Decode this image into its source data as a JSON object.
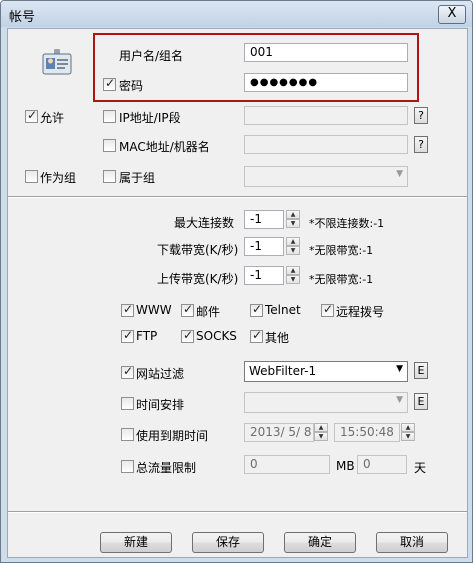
{
  "window": {
    "title": "帐号",
    "close_glyph": "X"
  },
  "account": {
    "username_label": "用户名/组名",
    "username_value": "001",
    "password_label": "密码",
    "password_value": "●●●●●●●",
    "password_checked": true
  },
  "access": {
    "allow_label": "允许",
    "ip_label": "IP地址/IP段",
    "mac_label": "MAC地址/机器名",
    "group_label": "作为组",
    "member_of_label": "属于组",
    "help_glyph": "?"
  },
  "limits": {
    "max_conn_label": "最大连接数",
    "max_conn_value": "-1",
    "max_conn_hint": "*不限连接数:-1",
    "down_label": "下载带宽(K/秒)",
    "down_value": "-1",
    "down_hint": "*无限带宽:-1",
    "up_label": "上传带宽(K/秒)",
    "up_value": "-1",
    "up_hint": "*无限带宽:-1"
  },
  "services": [
    {
      "label": "WWW",
      "checked": true
    },
    {
      "label": "邮件",
      "checked": true
    },
    {
      "label": "Telnet",
      "checked": true
    },
    {
      "label": "远程拨号",
      "checked": true
    },
    {
      "label": "FTP",
      "checked": true
    },
    {
      "label": "SOCKS",
      "checked": true
    },
    {
      "label": "其他",
      "checked": true
    }
  ],
  "filters": {
    "web_filter_label": "网站过滤",
    "web_filter_value": "WebFilter-1",
    "schedule_label": "时间安排",
    "edit_glyph": "E",
    "expiry_label": "使用到期时间",
    "expiry_date": "2013/ 5/ 8",
    "expiry_time": "15:50:48",
    "quota_label": "总流量限制",
    "quota_mb_value": "0",
    "quota_mb_unit": "MB",
    "quota_days_value": "0",
    "quota_days_unit": "天"
  },
  "buttons": {
    "new": "新建",
    "save": "保存",
    "ok": "确定",
    "cancel": "取消"
  }
}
════════
All of the entries need to be transcribed word for word; pictures are left out.

* [Solution to the problem]
Decode this image into its source data as a JSON object.
{
  "window": {
    "title": "帐号",
    "close_glyph": "X"
  },
  "account": {
    "username_label": "用户名/组名",
    "username_value": "001",
    "password_label": "密码",
    "password_value": "●●●●●●●",
    "password_checked": true
  },
  "access": {
    "allow_label": "允许",
    "ip_label": "IP地址/IP段",
    "mac_label": "MAC地址/机器名",
    "group_label": "作为组",
    "member_of_label": "属于组",
    "help_glyph": "?"
  },
  "limits": {
    "max_conn_label": "最大连接数",
    "max_conn_value": "-1",
    "max_conn_hint": "*不限连接数:-1",
    "down_label": "下载带宽(K/秒)",
    "down_value": "-1",
    "down_hint": "*无限带宽:-1",
    "up_label": "上传带宽(K/秒)",
    "up_value": "-1",
    "up_hint": "*无限带宽:-1"
  },
  "services": [
    {
      "label": "WWW",
      "checked": true
    },
    {
      "label": "邮件",
      "checked": true
    },
    {
      "label": "Telnet",
      "checked": true
    },
    {
      "label": "远程拨号",
      "checked": true
    },
    {
      "label": "FTP",
      "checked": true
    },
    {
      "label": "SOCKS",
      "checked": true
    },
    {
      "label": "其他",
      "checked": true
    }
  ],
  "filters": {
    "web_filter_label": "网站过滤",
    "web_filter_value": "WebFilter-1",
    "schedule_label": "时间安排",
    "edit_glyph": "E",
    "expiry_label": "使用到期时间",
    "expiry_date": "2013/ 5/ 8",
    "expiry_time": "15:50:48",
    "quota_label": "总流量限制",
    "quota_mb_value": "0",
    "quota_mb_unit": "MB",
    "quota_days_value": "0",
    "quota_days_unit": "天"
  },
  "buttons": {
    "new": "新建",
    "save": "保存",
    "ok": "确定",
    "cancel": "取消"
  }
}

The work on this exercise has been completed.